======== Texte ========

Toulouse, territoire perdu de la poésie

Comme la saucisse, le bel Canto, la violette et les gros avions, la poésie est une vieille spécialité toulousaine. Pourtant, ici, tout le monde s’en fout. En mars, le printemps des poètes est passé inaperçu. En mai, la remise des prix de l’Académie des jeux floraux a subi le même sort. Et il y a quelques jours, l’attribution au poète toulousain iconique Serge Pey, du grand prix de poésie de la Société des gens de lettres (honorable institution fondée par Balzac, Dumas, Sand et Hugo) n’a ému personne. D’où ce tour d’horizon lacunaire de lieux et de gens qui s’emploient à faire vivre la poésie à Toulouse, en vers et contre tout.

📸 Matthieu Sartre

Arrêtez un Toulousain au hasard place Wilson. Demandez-lui quel personnage est représenté par la statue recouverte de pigeons qui trône au centre de la place. Immanquablement, il répondra : le président Wilson. Mancat ! Il s’agit de Pierre Goudouli, le plus grand poète toulousain de langue occitane.

Bien qu’anecdotique, la chose est révélatrice de l’étendue de notre ignorance en matière de tradition poétique toulousaine. Pourtant, la prédisposition des locaux pour la poésie ne date pas d’hier. On la fait généralement remonter à 1323, date de la création de l’Académie des Jeux floraux, même si les joutes verbales sont une tradition plus ancienne encore.

======== Extrait de données ========

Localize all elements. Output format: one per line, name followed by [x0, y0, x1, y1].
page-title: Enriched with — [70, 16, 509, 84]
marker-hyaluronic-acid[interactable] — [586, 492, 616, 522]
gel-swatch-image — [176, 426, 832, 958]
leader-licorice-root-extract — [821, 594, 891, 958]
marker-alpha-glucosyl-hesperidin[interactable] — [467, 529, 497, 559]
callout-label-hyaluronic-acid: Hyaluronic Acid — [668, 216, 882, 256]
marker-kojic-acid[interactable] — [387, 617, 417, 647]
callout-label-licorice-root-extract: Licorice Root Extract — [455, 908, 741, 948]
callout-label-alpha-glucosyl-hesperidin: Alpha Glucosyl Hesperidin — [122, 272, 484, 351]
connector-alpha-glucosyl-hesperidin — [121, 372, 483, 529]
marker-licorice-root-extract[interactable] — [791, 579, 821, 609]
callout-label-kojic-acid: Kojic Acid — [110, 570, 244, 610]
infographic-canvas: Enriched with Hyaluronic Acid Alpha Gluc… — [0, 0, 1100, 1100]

========
======== Extrait de données ========

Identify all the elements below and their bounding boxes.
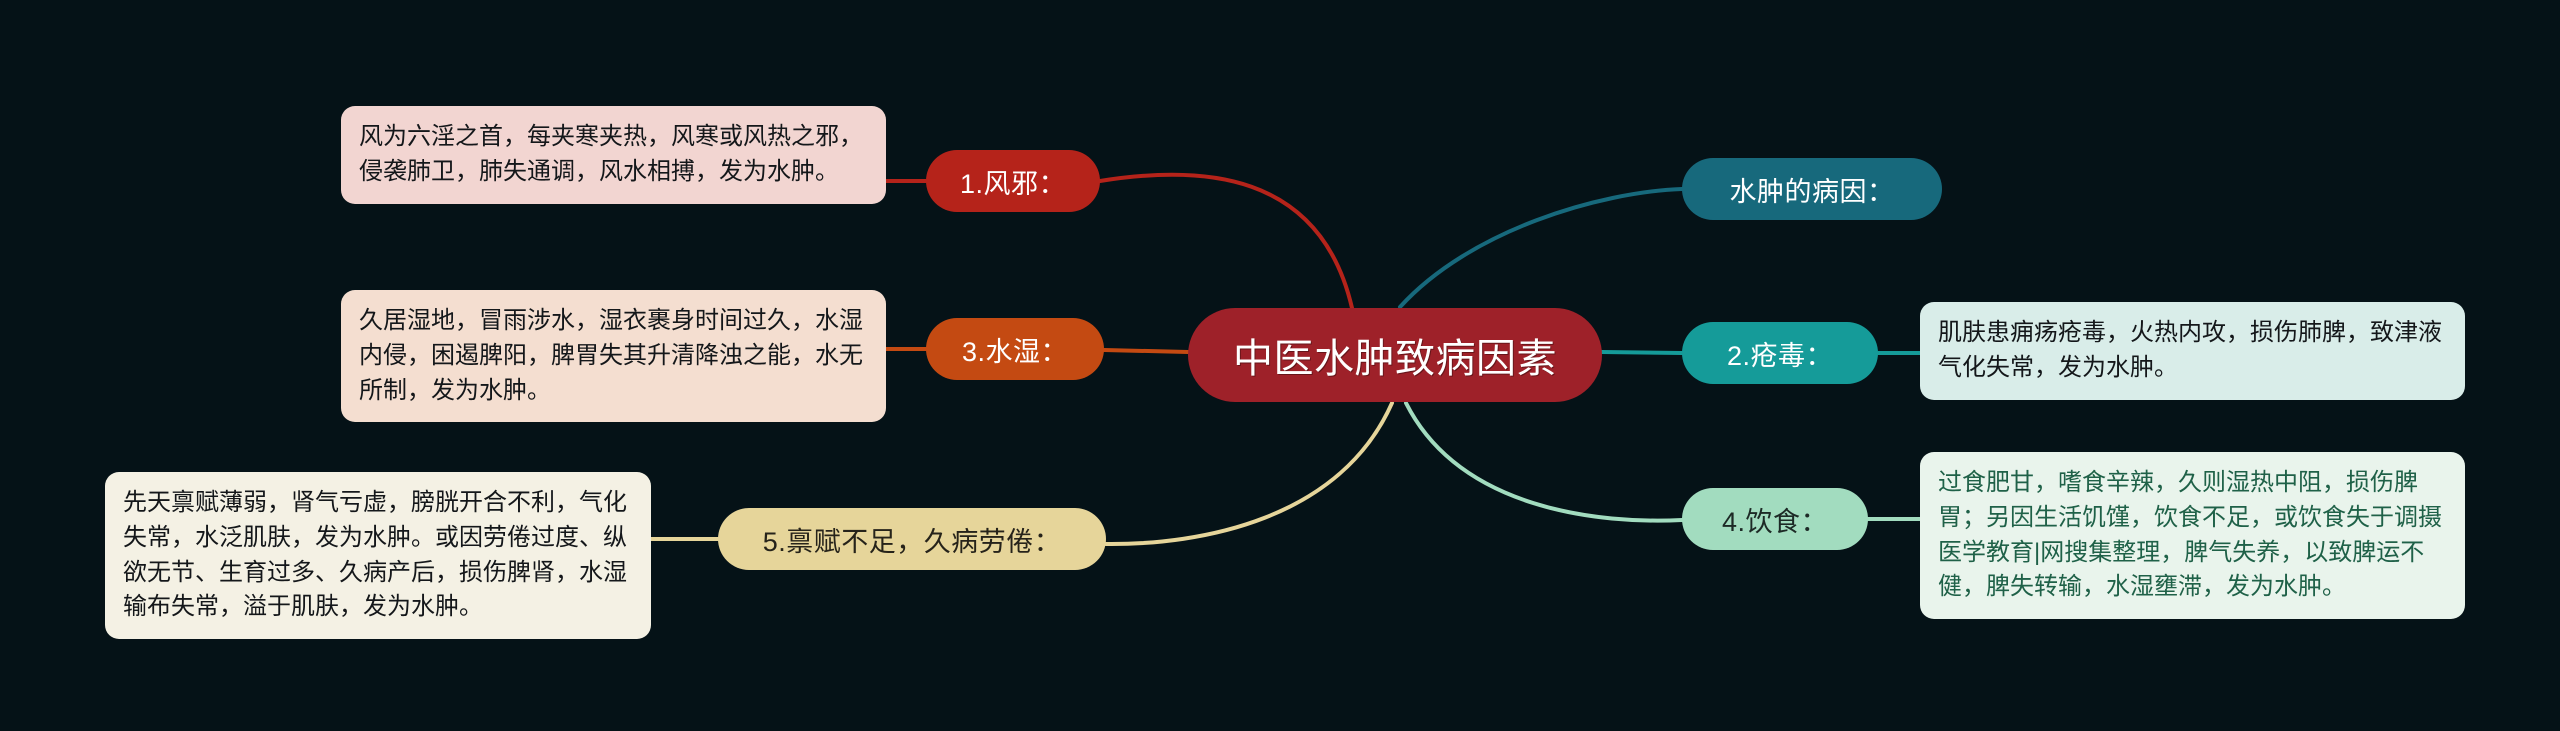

========

[Consignes à respecter] Rédigez la suite de l'article sur la poésie à Toulouse, s'il vous plaît, en reprenant juste après sa dernière phrase.

[Réponse ci-dessous]
Depuis le XIVe siècle, cette institution (la plus ancienne société savante d’Europe) distingue des poètes d’expression française ou occitane, en leur remettant des fleurs, chaque année au printemps. Une distinction dont Victor-Hugo fut, à 17 ans, l’heureux récipiendaire.

Aujourd’hui, ses membres siègent à l’hôtel d’Assézat, dans un salon renaissance tapissé de portraits peints. Là, dans le tic-tac des pendules et le craquement du parquet, son secrétaire perpétuel, Philippe Dazet-Brun, Béarnais au costume étriqué et à l’esprit large, nous a conté l’histoire de l’Académie : « Les Jeux floraux ont été créés par sept Toulousains, marchands, banquiers, damoiseaux ou hommes de loi. Ce sont des gens qui, après l’humiliation de la croisade des Albigeois, ont trouvé un moyen d’exister par le ressort de la langue. Car si on peut vous prendre votre terre, on ne peut pas voler votre langue. Là réside l’essence de la poésie toulousaine. »

Malgré ses efforts, cet idolâtre de René Char ne peut que déplorer la diminution régulière du nombre de textes soumis chaque année à l’Académie. 600 il y a 25 ans. 200 aujourd’hui. Bien sûr, demeurent des motifs de satisfaction, à commencer par la jeunesse de certains lauréats, mais les candidats ne se bousculent plus au portillon, surtout les Toulousains.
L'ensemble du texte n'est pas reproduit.